• WORK INSTRUCTIONS:
Write out each line of the material again, word for word.

>> begin RECORDS FOR THIS TASK

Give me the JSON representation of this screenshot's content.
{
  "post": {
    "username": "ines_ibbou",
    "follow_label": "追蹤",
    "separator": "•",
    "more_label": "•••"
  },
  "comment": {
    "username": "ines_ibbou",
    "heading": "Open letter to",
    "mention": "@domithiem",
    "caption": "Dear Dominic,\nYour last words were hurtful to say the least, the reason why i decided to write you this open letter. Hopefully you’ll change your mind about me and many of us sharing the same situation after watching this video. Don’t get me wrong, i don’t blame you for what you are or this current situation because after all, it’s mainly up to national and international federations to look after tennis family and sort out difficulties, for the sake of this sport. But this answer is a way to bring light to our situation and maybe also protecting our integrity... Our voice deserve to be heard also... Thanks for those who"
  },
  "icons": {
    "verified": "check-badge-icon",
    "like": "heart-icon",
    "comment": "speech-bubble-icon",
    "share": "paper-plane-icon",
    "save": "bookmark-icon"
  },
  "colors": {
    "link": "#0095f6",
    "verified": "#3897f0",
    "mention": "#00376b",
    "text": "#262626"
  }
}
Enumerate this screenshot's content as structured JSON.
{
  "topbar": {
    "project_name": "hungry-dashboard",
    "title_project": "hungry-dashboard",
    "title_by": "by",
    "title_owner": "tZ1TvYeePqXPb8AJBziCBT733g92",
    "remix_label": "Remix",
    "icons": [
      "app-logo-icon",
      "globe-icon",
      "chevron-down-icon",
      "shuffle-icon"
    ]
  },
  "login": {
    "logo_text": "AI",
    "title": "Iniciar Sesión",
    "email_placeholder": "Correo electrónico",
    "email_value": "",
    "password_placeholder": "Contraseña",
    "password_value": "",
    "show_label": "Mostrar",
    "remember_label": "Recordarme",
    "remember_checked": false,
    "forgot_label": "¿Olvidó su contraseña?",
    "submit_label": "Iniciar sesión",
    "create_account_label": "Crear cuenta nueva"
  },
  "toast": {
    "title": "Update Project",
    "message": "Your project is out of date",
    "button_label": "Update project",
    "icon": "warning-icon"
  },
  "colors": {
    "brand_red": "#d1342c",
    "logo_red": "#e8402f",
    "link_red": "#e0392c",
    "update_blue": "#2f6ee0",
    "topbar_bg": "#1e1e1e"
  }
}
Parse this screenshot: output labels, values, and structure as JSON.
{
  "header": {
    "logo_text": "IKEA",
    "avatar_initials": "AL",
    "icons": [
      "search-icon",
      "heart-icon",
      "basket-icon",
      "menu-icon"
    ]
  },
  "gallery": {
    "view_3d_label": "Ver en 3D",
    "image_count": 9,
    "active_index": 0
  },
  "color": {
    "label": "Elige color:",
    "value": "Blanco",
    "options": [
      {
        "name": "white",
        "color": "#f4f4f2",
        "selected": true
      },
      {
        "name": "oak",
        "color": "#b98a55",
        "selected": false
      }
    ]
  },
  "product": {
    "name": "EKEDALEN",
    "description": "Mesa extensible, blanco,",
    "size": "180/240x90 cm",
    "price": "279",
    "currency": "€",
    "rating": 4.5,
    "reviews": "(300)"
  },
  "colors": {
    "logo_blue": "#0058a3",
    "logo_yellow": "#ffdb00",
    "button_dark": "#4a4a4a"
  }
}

>> end RECORDS FOR THIS TASK

• SOLVED EXERCISE:
Give me the JSON representation of this screenshot's content.
{
  "post": {
    "username": "ines_ibbou",
    "follow_label": "追蹤",
    "separator": "•",
    "more_label": "•••"
  },
  "comment": {
    "username": "ines_ibbou",
    "heading": "Open letter to",
    "mention": "@domithiem",
    "caption": "Dear Dominic,\nYour last words were hurtful to say the least, the reason why i decided to write you this open letter. Hopefully you’ll change your mind about me and many of us sharing the same situation after watching this video. Don’t get me wrong, i don’t blame you for what you are or this current situation because after all, it’s mainly up to national and international federations to look after tennis family and sort out difficulties, for the sake of this sport. But this answer is a way to bring light to our situation and maybe also protecting our integrity... Our voice deserve to be heard also... Thanks for those who"
  },
  "icons": {
    "verified": "check-badge-icon",
    "like": "heart-icon",
    "comment": "speech-bubble-icon",
    "share": "paper-plane-icon",
    "save": "bookmark-icon"
  },
  "colors": {
    "link": "#0095f6",
    "verified": "#3897f0",
    "mention": "#00376b",
    "text": "#262626"
  }
}
Enumerate this screenshot's content as structured JSON.
{
  "topbar": {
    "project_name": "hungry-dashboard",
    "title_project": "hungry-dashboard",
    "title_by": "by",
    "title_owner": "tZ1TvYeePqXPb8AJBziCBT733g92",
    "remix_label": "Remix",
    "icons": [
      "app-logo-icon",
      "globe-icon",
      "chevron-down-icon",
      "shuffle-icon"
    ]
  },
  "login": {
    "logo_text": "AI",
    "title": "Iniciar Sesión",
    "email_placeholder": "Correo electrónico",
    "email_value": "",
    "password_placeholder": "Contraseña",
    "password_value": "",
    "show_label": "Mostrar",
    "remember_label": "Recordarme",
    "remember_checked": false,
    "forgot_label": "¿Olvidó su contraseña?",
    "submit_label": "Iniciar sesión",
    "create_account_label": "Crear cuenta nueva"
  },
  "toast": {
    "title": "Update Project",
    "message": "Your project is out of date",
    "button_label": "Update project",
    "icon": "warning-icon"
  },
  "colors": {
    "brand_red": "#d1342c",
    "logo_red": "#e8402f",
    "link_red": "#e0392c",
    "update_blue": "#2f6ee0",
    "topbar_bg": "#1e1e1e"
  }
}
Parse this screenshot: output labels, values, and structure as JSON.
{
  "header": {
    "logo_text": "IKEA",
    "avatar_initials": "AL",
    "icons": [
      "search-icon",
      "heart-icon",
      "basket-icon",
      "menu-icon"
    ]
  },
  "gallery": {
    "view_3d_label": "Ver en 3D",
    "image_count": 9,
    "active_index": 0
  },
  "color": {
    "label": "Elige color:",
    "value": "Blanco",
    "options": [
      {
        "name": "white",
        "color": "#f4f4f2",
        "selected": true
      },
      {
        "name": "oak",
        "color": "#b98a55",
        "selected": false
      }
    ]
  },
  "product": {
    "name": "EKEDALEN",
    "description": "Mesa extensible, blanco,",
    "size": "180/240x90 cm",
    "price": "279",
    "currency": "€",
    "rating": 4.5,
    "reviews": "(300)"
  },
  "colors": {
    "logo_blue": "#0058a3",
    "logo_yellow": "#ffdb00",
    "button_dark": "#4a4a4a"
  }
}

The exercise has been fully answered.